What to do » Would you transcribe the whole listing exactly, minus its pictures?

* START Given records *

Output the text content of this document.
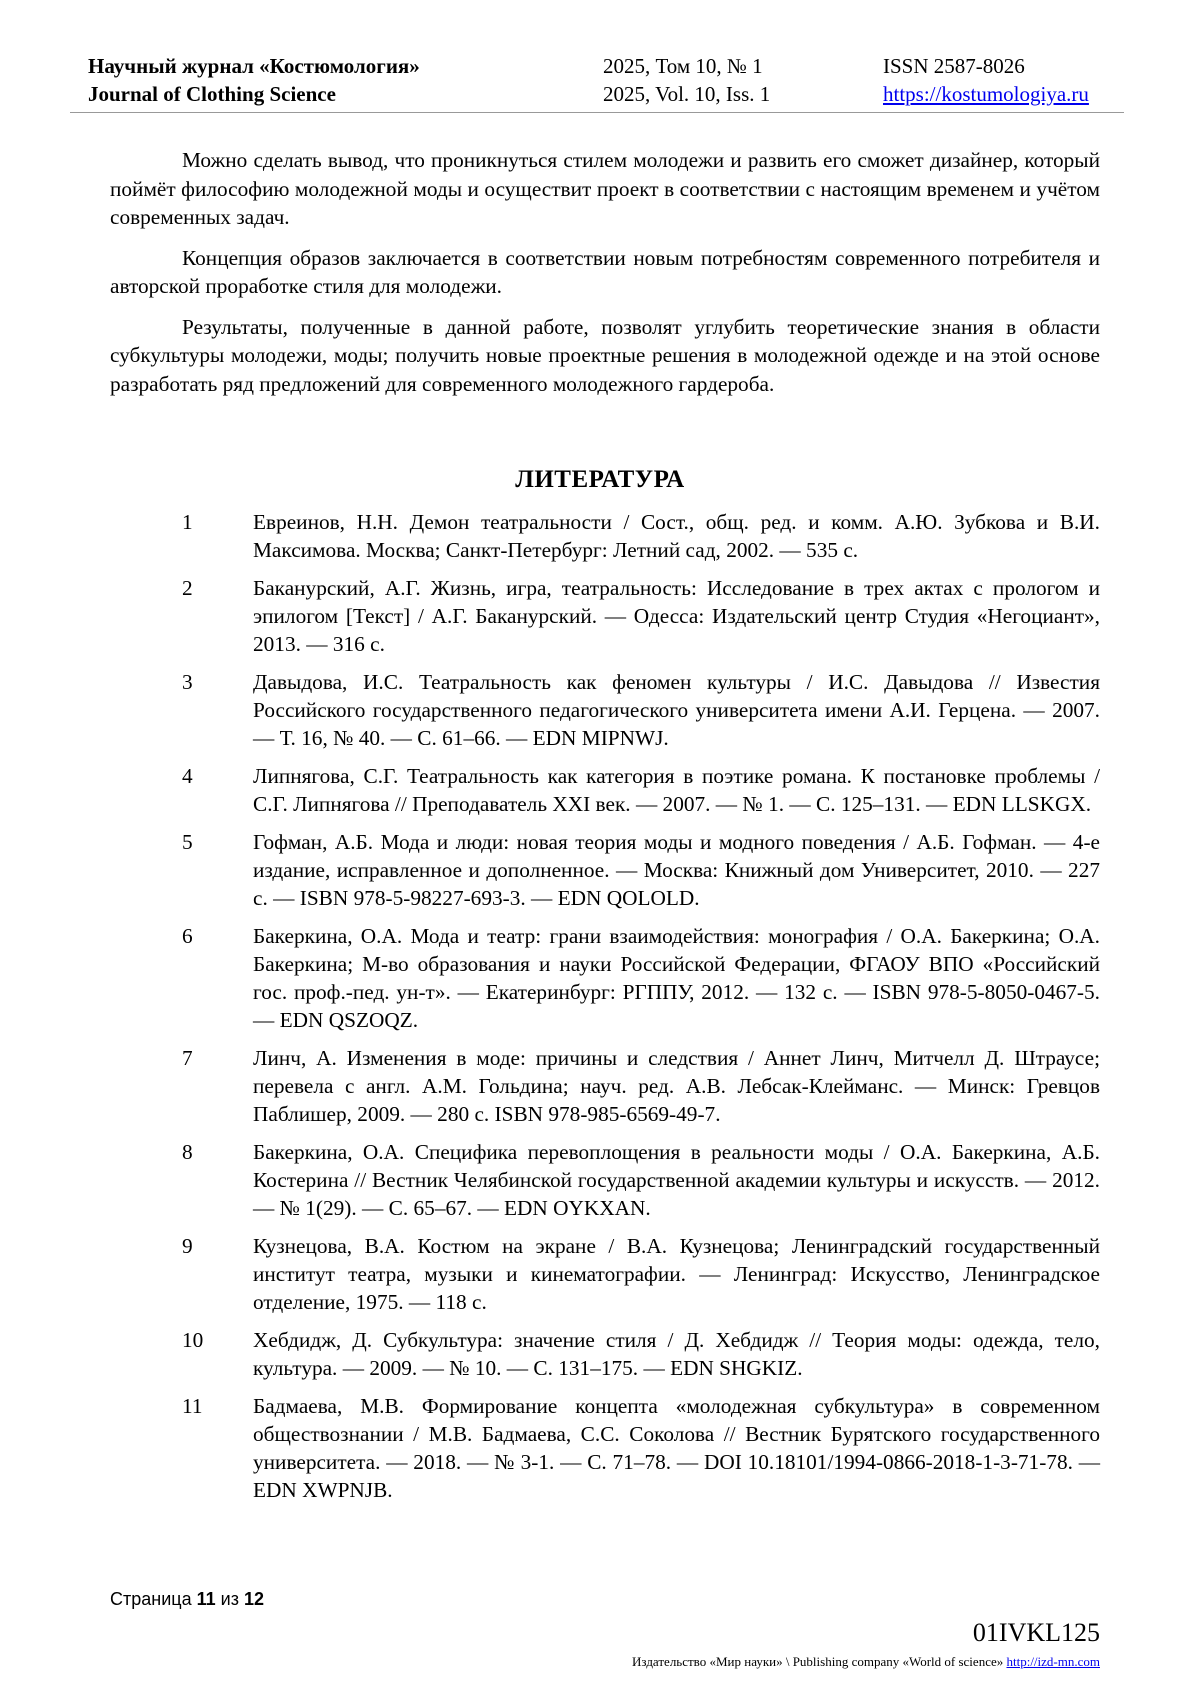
Научный журнал «Костюмология»
Journal of Clothing Science
2025, Том 10, № 1
2025, Vol. 10, Iss. 1
ISSN 2587-8026
https://kostumologiya.ru

Можно сделать вывод, что проникнуться стилем молодежи и развить его сможет дизайнер, который поймёт философию молодежной моды и осуществит проект в соответствии с настоящим временем и учётом современных задач.

Концепция образов заключается в соответствии новым потребностям современного потребителя и авторской проработке стиля для молодежи.

Результаты, полученные в данной работе, позволят углубить теоретические знания в области субкультуры молодежи, моды; получить новые проектные решения в молодежной одежде и на этой основе разработать ряд предложений для современного молодежного гардероба.

ЛИТЕРАТУРА
1	Евреинов, Н.Н. Демон театральности / Сост., общ. ред. и комм. А.Ю. Зубкова и В.И. Максимова. Москва; Санкт-Петербург: Летний сад, 2002. — 535 с.
2	Баканурский, А.Г. Жизнь, игра, театральность: Исследование в трех актах с прологом и эпилогом [Текст] / А.Г. Баканурский. — Одесса: Издательский центр Студия «Негоциант», 2013. — 316 с.
3	Давыдова, И.С. Театральность как феномен культуры / И.С. Давыдова // Известия Российского государственного педагогического университета имени А.И. Герцена. — 2007. — Т. 16, № 40. — С. 61–66. — EDN MIPNWJ.
4	Липнягова, С.Г. Театральность как категория в поэтике романа. К постановке проблемы / С.Г. Липнягова // Преподаватель XXI век. — 2007. — № 1. — С. 125–131. — EDN LLSKGX.
5	Гофман, А.Б. Мода и люди: новая теория моды и модного поведения / А.Б. Гофман. — 4-е издание, исправленное и дополненное. — Москва: Книжный дом Университет, 2010. — 227 с. — ISBN 978-5-98227-693-3. — EDN QOLOLD.
6	Бакеркина, О.А. Мода и театр: грани взаимодействия: монография / О.А. Бакеркина; О.А. Бакеркина; М-во образования и науки Российской Федерации, ФГАОУ ВПО «Российский гос. проф.-пед. ун-т». — Екатеринбург: РГППУ, 2012. — 132 с. — ISBN 978-5-8050-0467-5. — EDN QSZOQZ.
7	Линч, А. Изменения в моде: причины и следствия / Аннет Линч, Митчелл Д. Штраусе; перевела с англ. А.М. Гольдина; науч. ред. А.В. Лебсак-Клейманс. — Минск: Гревцов Паблишер, 2009. — 280 с. ISBN 978-985-6569-49-7.
8	Бакеркина, О.А. Специфика перевоплощения в реальности моды / О.А. Бакеркина, А.Б. Костерина // Вестник Челябинской государственной академии культуры и искусств. — 2012. — № 1(29). — С. 65–67. — EDN OYKXAN.
9	Кузнецова, В.А. Костюм на экране / В.А. Кузнецова; Ленинградский государственный институт театра, музыки и кинематографии. — Ленинград: Искусство, Ленинградское отделение, 1975. — 118 с.
10 Хебдидж, Д. Субкультура: значение стиля / Д. Хебдидж // Теория моды: одежда, тело, культура. — 2009. — № 10. — С. 131–175. — EDN SHGKIZ.
11 Бадмаева, М.В. Формирование концепта «молодежная субкультура» в современном обществознании / М.В. Бадмаева, С.С. Соколова // Вестник Бурятского государственного университета. — 2018. — № 3-1. — С. 71–78. — DOI 10.18101/1994-0866-2018-1-3-71-78. — EDN XWPNJB.
Страница 11 из 12
01IVKL125
Издательство «Мир науки» \ Publishing company «World of science» http://izd-mn.com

* END Given records *

Expected output »
Output the text content of this document.
Научный журнал «Костюмология»
Journal of Clothing Science
2025, Том 10, № 1
2025, Vol. 10, Iss. 1
ISSN 2587-8026
https://kostumologiya.ru

Можно сделать вывод, что проникнуться стилем молодежи и развить его сможет дизайнер, который поймёт философию молодежной моды и осуществит проект в соответствии с настоящим временем и учётом современных задач.

Концепция образов заключается в соответствии новым потребностям современного потребителя и авторской проработке стиля для молодежи.

Результаты, полученные в данной работе, позволят углубить теоретические знания в области субкультуры молодежи, моды; получить новые проектные решения в молодежной одежде и на этой основе разработать ряд предложений для современного молодежного гардероба.

ЛИТЕРАТУРА
1	Евреинов, Н.Н. Демон театральности / Сост., общ. ред. и комм. А.Ю. Зубкова и В.И. Максимова. Москва; Санкт-Петербург: Летний сад, 2002. — 535 с.
2	Баканурский, А.Г. Жизнь, игра, театральность: Исследование в трех актах с прологом и эпилогом [Текст] / А.Г. Баканурский. — Одесса: Издательский центр Студия «Негоциант», 2013. — 316 с.
3	Давыдова, И.С. Театральность как феномен культуры / И.С. Давыдова // Известия Российского государственного педагогического университета имени А.И. Герцена. — 2007. — Т. 16, № 40. — С. 61–66. — EDN MIPNWJ.
4	Липнягова, С.Г. Театральность как категория в поэтике романа. К постановке проблемы / С.Г. Липнягова // Преподаватель XXI век. — 2007. — № 1. — С. 125–131. — EDN LLSKGX.
5	Гофман, А.Б. Мода и люди: новая теория моды и модного поведения / А.Б. Гофман. — 4-е издание, исправленное и дополненное. — Москва: Книжный дом Университет, 2010. — 227 с. — ISBN 978-5-98227-693-3. — EDN QOLOLD.
6	Бакеркина, О.А. Мода и театр: грани взаимодействия: монография / О.А. Бакеркина; О.А. Бакеркина; М-во образования и науки Российской Федерации, ФГАОУ ВПО «Российский гос. проф.-пед. ун-т». — Екатеринбург: РГППУ, 2012. — 132 с. — ISBN 978-5-8050-0467-5. — EDN QSZOQZ.
7	Линч, А. Изменения в моде: причины и следствия / Аннет Линч, Митчелл Д. Штраусе; перевела с англ. А.М. Гольдина; науч. ред. А.В. Лебсак-Клейманс. — Минск: Гревцов Паблишер, 2009. — 280 с. ISBN 978-985-6569-49-7.
8	Бакеркина, О.А. Специфика перевоплощения в реальности моды / О.А. Бакеркина, А.Б. Костерина // Вестник Челябинской государственной академии культуры и искусств. — 2012. — № 1(29). — С. 65–67. — EDN OYKXAN.
9	Кузнецова, В.А. Костюм на экране / В.А. Кузнецова; Ленинградский государственный институт театра, музыки и кинематографии. — Ленинград: Искусство, Ленинградское отделение, 1975. — 118 с.
10 Хебдидж, Д. Субкультура: значение стиля / Д. Хебдидж // Теория моды: одежда, тело, культура. — 2009. — № 10. — С. 131–175. — EDN SHGKIZ.
11 Бадмаева, М.В. Формирование концепта «молодежная субкультура» в современном обществознании / М.В. Бадмаева, С.С. Соколова // Вестник Бурятского государственного университета. — 2018. — № 3-1. — С. 71–78. — DOI 10.18101/1994-0866-2018-1-3-71-78. — EDN XWPNJB.
Страница 11 из 12
01IVKL125
Издательство «Мир науки» \ Publishing company «World of science» http://izd-mn.com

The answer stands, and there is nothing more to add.